Task instructions: Can you pull out, word for word, every line of the listing from its start through the line containing "625, 1024, 696]", with both ends included?
-- START Records for processing --
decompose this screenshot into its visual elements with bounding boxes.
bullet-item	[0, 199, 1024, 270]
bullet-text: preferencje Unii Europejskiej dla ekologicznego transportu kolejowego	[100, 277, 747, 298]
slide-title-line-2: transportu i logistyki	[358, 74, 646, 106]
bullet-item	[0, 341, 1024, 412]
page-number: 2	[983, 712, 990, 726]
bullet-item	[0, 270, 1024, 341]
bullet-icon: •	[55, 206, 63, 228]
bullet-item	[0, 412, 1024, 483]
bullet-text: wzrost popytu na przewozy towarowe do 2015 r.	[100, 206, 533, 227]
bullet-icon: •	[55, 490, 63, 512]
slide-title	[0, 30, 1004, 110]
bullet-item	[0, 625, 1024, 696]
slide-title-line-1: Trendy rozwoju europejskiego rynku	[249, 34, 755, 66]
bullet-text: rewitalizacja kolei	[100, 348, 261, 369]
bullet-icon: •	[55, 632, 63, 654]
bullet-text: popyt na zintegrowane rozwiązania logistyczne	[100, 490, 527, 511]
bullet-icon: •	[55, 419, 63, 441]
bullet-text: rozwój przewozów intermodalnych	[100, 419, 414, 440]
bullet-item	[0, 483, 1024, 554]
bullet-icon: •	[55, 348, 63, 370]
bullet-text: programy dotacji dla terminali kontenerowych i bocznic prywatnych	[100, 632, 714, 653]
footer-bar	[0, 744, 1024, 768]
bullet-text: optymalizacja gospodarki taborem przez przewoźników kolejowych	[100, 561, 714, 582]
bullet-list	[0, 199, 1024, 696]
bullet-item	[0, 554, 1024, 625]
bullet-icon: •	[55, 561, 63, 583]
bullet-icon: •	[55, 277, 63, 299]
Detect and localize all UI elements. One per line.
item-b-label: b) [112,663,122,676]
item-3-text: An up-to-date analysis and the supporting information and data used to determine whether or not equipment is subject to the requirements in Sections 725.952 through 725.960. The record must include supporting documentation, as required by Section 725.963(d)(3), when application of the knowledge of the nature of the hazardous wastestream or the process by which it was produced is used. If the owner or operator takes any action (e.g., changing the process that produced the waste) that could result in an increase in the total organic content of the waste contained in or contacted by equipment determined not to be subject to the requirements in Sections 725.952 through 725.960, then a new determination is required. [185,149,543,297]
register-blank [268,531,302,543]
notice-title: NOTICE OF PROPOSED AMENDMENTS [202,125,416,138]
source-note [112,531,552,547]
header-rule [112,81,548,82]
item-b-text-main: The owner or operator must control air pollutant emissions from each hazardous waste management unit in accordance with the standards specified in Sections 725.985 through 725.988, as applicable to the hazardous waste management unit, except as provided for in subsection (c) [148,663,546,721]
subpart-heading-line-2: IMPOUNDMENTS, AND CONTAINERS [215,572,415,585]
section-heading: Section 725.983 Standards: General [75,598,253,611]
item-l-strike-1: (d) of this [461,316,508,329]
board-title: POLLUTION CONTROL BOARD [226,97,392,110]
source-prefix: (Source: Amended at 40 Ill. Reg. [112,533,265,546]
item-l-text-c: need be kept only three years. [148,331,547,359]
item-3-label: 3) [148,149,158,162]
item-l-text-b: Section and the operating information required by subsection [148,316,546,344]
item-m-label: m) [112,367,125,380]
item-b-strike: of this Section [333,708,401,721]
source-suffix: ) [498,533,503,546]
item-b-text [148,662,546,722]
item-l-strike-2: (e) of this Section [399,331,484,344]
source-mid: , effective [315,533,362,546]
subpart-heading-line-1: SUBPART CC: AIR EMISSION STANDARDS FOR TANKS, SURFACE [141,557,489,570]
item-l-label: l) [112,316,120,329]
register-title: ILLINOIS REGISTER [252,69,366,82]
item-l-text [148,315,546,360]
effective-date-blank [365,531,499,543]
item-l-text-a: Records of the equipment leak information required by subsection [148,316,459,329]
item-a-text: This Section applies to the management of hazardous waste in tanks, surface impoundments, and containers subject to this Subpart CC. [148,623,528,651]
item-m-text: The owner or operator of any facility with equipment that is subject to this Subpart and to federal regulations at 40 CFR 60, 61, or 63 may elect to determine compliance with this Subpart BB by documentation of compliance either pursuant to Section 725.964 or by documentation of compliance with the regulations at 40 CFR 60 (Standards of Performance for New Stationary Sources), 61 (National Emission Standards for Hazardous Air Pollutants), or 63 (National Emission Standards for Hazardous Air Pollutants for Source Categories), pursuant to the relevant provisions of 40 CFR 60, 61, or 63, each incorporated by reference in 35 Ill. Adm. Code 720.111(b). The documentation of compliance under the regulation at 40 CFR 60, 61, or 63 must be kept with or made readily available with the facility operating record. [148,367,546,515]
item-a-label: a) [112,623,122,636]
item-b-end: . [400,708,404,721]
-- END Records for processing --
Answer to this exercise:
decompose this screenshot into its visual elements with bounding boxes.
bullet-item	[0, 199, 1024, 270]
bullet-text: preferencje Unii Europejskiej dla ekologicznego transportu kolejowego	[100, 277, 747, 298]
slide-title-line-2: transportu i logistyki	[358, 74, 646, 106]
bullet-item	[0, 341, 1024, 412]
page-number: 2	[983, 712, 990, 726]
bullet-item	[0, 270, 1024, 341]
bullet-icon: •	[55, 206, 63, 228]
bullet-item	[0, 412, 1024, 483]
bullet-text: wzrost popytu na przewozy towarowe do 2015 r.	[100, 206, 533, 227]
bullet-icon: •	[55, 490, 63, 512]
slide-title	[0, 30, 1004, 110]
bullet-item	[0, 625, 1024, 696]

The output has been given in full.